_PROBLEM DESCRIPTION:_ Reproduce the material exactly, omitting nothing.

_SOURCE RECORDS:_
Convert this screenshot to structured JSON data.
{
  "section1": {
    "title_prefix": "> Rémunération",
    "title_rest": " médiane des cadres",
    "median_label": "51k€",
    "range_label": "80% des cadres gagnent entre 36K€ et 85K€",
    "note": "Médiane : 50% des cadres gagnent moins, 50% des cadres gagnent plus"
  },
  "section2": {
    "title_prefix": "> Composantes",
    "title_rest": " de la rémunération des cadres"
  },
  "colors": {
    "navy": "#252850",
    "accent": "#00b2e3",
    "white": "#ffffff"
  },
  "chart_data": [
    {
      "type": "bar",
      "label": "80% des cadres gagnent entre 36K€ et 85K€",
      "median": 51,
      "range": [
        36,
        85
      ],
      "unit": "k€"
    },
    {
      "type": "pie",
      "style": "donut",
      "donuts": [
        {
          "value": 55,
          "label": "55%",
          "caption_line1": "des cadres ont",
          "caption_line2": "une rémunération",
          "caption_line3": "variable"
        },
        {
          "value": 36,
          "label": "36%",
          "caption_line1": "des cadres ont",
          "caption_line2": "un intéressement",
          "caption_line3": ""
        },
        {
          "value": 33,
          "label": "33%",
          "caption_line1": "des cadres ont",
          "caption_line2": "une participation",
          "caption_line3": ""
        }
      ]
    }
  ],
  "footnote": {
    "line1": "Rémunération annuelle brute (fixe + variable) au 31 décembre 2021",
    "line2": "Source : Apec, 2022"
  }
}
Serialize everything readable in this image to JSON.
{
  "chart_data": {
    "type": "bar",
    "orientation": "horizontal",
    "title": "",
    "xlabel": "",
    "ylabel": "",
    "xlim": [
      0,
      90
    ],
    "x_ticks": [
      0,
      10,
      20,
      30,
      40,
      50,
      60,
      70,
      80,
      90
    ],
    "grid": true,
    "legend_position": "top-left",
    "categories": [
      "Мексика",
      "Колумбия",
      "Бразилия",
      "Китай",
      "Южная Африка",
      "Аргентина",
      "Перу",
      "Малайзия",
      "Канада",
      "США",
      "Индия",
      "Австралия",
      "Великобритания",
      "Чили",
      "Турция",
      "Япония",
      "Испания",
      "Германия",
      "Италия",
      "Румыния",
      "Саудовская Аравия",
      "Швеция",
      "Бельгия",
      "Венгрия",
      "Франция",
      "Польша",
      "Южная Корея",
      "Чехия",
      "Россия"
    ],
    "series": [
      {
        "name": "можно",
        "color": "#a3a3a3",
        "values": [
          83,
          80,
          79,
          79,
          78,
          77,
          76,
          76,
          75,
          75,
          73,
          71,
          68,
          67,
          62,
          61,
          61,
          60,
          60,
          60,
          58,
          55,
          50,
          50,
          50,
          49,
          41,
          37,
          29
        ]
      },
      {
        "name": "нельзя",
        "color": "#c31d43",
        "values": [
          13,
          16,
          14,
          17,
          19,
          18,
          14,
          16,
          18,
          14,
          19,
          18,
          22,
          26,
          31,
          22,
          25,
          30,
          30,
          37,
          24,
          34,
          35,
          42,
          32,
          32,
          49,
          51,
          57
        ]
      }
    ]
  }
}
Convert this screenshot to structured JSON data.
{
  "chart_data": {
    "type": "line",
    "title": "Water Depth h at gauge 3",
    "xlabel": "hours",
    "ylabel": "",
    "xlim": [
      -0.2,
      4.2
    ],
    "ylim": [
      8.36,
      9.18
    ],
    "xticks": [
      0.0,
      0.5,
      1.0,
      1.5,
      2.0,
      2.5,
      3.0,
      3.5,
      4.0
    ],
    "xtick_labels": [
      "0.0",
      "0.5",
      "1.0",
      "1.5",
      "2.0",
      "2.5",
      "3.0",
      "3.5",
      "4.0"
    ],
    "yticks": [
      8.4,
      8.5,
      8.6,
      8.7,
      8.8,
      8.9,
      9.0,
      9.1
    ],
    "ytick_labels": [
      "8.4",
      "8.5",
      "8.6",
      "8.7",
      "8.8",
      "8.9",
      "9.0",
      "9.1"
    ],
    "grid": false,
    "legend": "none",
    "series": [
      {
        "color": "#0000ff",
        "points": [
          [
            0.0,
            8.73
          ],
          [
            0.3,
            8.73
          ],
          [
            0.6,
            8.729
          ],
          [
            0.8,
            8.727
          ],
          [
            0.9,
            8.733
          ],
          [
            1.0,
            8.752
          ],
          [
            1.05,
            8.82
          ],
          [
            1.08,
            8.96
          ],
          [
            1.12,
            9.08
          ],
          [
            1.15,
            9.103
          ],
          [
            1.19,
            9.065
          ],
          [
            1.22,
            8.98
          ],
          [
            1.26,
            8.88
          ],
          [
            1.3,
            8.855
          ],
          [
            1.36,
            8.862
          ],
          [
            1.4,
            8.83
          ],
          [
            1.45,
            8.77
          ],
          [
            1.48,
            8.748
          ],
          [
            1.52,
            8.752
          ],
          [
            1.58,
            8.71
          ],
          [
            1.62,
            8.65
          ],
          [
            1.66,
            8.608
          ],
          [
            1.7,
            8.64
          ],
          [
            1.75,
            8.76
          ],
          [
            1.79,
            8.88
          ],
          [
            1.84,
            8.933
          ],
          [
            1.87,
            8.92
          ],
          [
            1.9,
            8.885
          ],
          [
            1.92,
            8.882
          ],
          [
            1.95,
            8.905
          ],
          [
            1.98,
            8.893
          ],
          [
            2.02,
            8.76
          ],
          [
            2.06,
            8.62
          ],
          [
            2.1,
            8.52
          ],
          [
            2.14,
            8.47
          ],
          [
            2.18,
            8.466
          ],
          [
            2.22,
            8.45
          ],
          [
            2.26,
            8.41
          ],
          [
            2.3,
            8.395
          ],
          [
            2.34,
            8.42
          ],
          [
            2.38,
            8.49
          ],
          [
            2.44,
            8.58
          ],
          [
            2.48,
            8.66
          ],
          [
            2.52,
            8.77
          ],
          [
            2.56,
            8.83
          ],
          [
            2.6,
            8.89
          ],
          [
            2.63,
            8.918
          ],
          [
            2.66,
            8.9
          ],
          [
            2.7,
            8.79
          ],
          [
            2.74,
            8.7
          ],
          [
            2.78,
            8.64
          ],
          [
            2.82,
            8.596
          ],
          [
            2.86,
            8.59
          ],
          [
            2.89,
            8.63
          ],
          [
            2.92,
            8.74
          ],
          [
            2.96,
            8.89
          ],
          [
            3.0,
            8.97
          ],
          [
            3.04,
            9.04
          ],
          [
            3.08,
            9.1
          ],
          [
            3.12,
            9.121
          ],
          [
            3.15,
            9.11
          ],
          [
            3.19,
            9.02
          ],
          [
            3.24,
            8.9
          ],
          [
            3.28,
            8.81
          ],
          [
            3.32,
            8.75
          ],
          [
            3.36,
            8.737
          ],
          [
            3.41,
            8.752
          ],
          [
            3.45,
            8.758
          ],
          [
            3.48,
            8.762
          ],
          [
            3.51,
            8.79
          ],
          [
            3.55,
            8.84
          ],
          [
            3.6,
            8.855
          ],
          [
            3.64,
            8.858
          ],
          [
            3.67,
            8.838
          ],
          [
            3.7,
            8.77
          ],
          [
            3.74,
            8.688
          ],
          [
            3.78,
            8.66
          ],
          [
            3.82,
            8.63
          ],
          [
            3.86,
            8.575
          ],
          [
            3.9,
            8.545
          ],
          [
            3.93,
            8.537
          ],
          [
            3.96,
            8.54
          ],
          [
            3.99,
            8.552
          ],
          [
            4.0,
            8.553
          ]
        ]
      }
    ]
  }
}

_EXERCISE RESULT:_
Convert this screenshot to structured JSON data.
{
  "section1": {
    "title_prefix": "> Rémunération",
    "title_rest": " médiane des cadres",
    "median_label": "51k€",
    "range_label": "80% des cadres gagnent entre 36K€ et 85K€",
    "note": "Médiane : 50% des cadres gagnent moins, 50% des cadres gagnent plus"
  },
  "section2": {
    "title_prefix": "> Composantes",
    "title_rest": " de la rémunération des cadres"
  },
  "colors": {
    "navy": "#252850",
    "accent": "#00b2e3",
    "white": "#ffffff"
  },
  "chart_data": [
    {
      "type": "bar",
      "label": "80% des cadres gagnent entre 36K€ et 85K€",
      "median": 51,
      "range": [
        36,
        85
      ],
      "unit": "k€"
    },
    {
      "type": "pie",
      "style": "donut",
      "donuts": [
        {
          "value": 55,
          "label": "55%",
          "caption_line1": "des cadres ont",
          "caption_line2": "une rémunération",
          "caption_line3": "variable"
        },
        {
          "value": 36,
          "label": "36%",
          "caption_line1": "des cadres ont",
          "caption_line2": "un intéressement",
          "caption_line3": ""
        },
        {
          "value": 33,
          "label": "33%",
          "caption_line1": "des cadres ont",
          "caption_line2": "une participation",
          "caption_line3": ""
        }
      ]
    }
  ],
  "footnote": {
    "line1": "Rémunération annuelle brute (fixe + variable) au 31 décembre 2021",
    "line2": "Source : Apec, 2022"
  }
}
Serialize everything readable in this image to JSON.
{
  "chart_data": {
    "type": "bar",
    "orientation": "horizontal",
    "title": "",
    "xlabel": "",
    "ylabel": "",
    "xlim": [
      0,
      90
    ],
    "x_ticks": [
      0,
      10,
      20,
      30,
      40,
      50,
      60,
      70,
      80,
      90
    ],
    "grid": true,
    "legend_position": "top-left",
    "categories": [
      "Мексика",
      "Колумбия",
      "Бразилия",
      "Китай",
      "Южная Африка",
      "Аргентина",
      "Перу",
      "Малайзия",
      "Канада",
      "США",
      "Индия",
      "Австралия",
      "Великобритания",
      "Чили",
      "Турция",
      "Япония",
      "Испания",
      "Германия",
      "Италия",
      "Румыния",
      "Саудовская Аравия",
      "Швеция",
      "Бельгия",
      "Венгрия",
      "Франция",
      "Польша",
      "Южная Корея",
      "Чехия",
      "Россия"
    ],
    "series": [
      {
        "name": "можно",
        "color": "#a3a3a3",
        "values": [
          83,
          80,
          79,
          79,
          78,
          77,
          76,
          76,
          75,
          75,
          73,
          71,
          68,
          67,
          62,
          61,
          61,
          60,
          60,
          60,
          58,
          55,
          50,
          50,
          50,
          49,
          41,
          37,
          29
        ]
      },
      {
        "name": "нельзя",
        "color": "#c31d43",
        "values": [
          13,
          16,
          14,
          17,
          19,
          18,
          14,
          16,
          18,
          14,
          19,
          18,
          22,
          26,
          31,
          22,
          25,
          30,
          30,
          37,
          24,
          34,
          35,
          42,
          32,
          32,
          49,
          51,
          57
        ]
      }
    ]
  }
}
Convert this screenshot to structured JSON data.
{
  "chart_data": {
    "type": "line",
    "title": "Water Depth h at gauge 3",
    "xlabel": "hours",
    "ylabel": "",
    "xlim": [
      -0.2,
      4.2
    ],
    "ylim": [
      8.36,
      9.18
    ],
    "xticks": [
      0.0,
      0.5,
      1.0,
      1.5,
      2.0,
      2.5,
      3.0,
      3.5,
      4.0
    ],
    "xtick_labels": [
      "0.0",
      "0.5",
      "1.0",
      "1.5",
      "2.0",
      "2.5",
      "3.0",
      "3.5",
      "4.0"
    ],
    "yticks": [
      8.4,
      8.5,
      8.6,
      8.7,
      8.8,
      8.9,
      9.0,
      9.1
    ],
    "ytick_labels": [
      "8.4",
      "8.5",
      "8.6",
      "8.7",
      "8.8",
      "8.9",
      "9.0",
      "9.1"
    ],
    "grid": false,
    "legend": "none",
    "series": [
      {
        "color": "#0000ff",
        "points": [
          [
            0.0,
            8.73
          ],
          [
            0.3,
            8.73
          ],
          [
            0.6,
            8.729
          ],
          [
            0.8,
            8.727
          ],
          [
            0.9,
            8.733
          ],
          [
            1.0,
            8.752
          ],
          [
            1.05,
            8.82
          ],
          [
            1.08,
            8.96
          ],
          [
            1.12,
            9.08
          ],
          [
            1.15,
            9.103
          ],
          [
            1.19,
            9.065
          ],
          [
            1.22,
            8.98
          ],
          [
            1.26,
            8.88
          ],
          [
            1.3,
            8.855
          ],
          [
            1.36,
            8.862
          ],
          [
            1.4,
            8.83
          ],
          [
            1.45,
            8.77
          ],
          [
            1.48,
            8.748
          ],
          [
            1.52,
            8.752
          ],
          [
            1.58,
            8.71
          ],
          [
            1.62,
            8.65
          ],
          [
            1.66,
            8.608
          ],
          [
            1.7,
            8.64
          ],
          [
            1.75,
            8.76
          ],
          [
            1.79,
            8.88
          ],
          [
            1.84,
            8.933
          ],
          [
            1.87,
            8.92
          ],
          [
            1.9,
            8.885
          ],
          [
            1.92,
            8.882
          ],
          [
            1.95,
            8.905
          ],
          [
            1.98,
            8.893
          ],
          [
            2.02,
            8.76
          ],
          [
            2.06,
            8.62
          ],
          [
            2.1,
            8.52
          ],
          [
            2.14,
            8.47
          ],
          [
            2.18,
            8.466
          ],
          [
            2.22,
            8.45
          ],
          [
            2.26,
            8.41
          ],
          [
            2.3,
            8.395
          ],
          [
            2.34,
            8.42
          ],
          [
            2.38,
            8.49
          ],
          [
            2.44,
            8.58
          ],
          [
            2.48,
            8.66
          ],
          [
            2.52,
            8.77
          ],
          [
            2.56,
            8.83
          ],
          [
            2.6,
            8.89
          ],
          [
            2.63,
            8.918
          ],
          [
            2.66,
            8.9
          ],
          [
            2.7,
            8.79
          ],
          [
            2.74,
            8.7
          ],
          [
            2.78,
            8.64
          ],
          [
            2.82,
            8.596
          ],
          [
            2.86,
            8.59
          ],
          [
            2.89,
            8.63
          ],
          [
            2.92,
            8.74
          ],
          [
            2.96,
            8.89
          ],
          [
            3.0,
            8.97
          ],
          [
            3.04,
            9.04
          ],
          [
            3.08,
            9.1
          ],
          [
            3.12,
            9.121
          ],
          [
            3.15,
            9.11
          ],
          [
            3.19,
            9.02
          ],
          [
            3.24,
            8.9
          ],
          [
            3.28,
            8.81
          ],
          [
            3.32,
            8.75
          ],
          [
            3.36,
            8.737
          ],
          [
            3.41,
            8.752
          ],
          [
            3.45,
            8.758
          ],
          [
            3.48,
            8.762
          ],
          [
            3.51,
            8.79
          ],
          [
            3.55,
            8.84
          ],
          [
            3.6,
            8.855
          ],
          [
            3.64,
            8.858
          ],
          [
            3.67,
            8.838
          ],
          [
            3.7,
            8.77
          ],
          [
            3.74,
            8.688
          ],
          [
            3.78,
            8.66
          ],
          [
            3.82,
            8.63
          ],
          [
            3.86,
            8.575
          ],
          [
            3.9,
            8.545
          ],
          [
            3.93,
            8.537
          ],
          [
            3.96,
            8.54
          ],
          [
            3.99,
            8.552
          ],
          [
            4.0,
            8.553
          ]
        ]
      }
    ]
  }
}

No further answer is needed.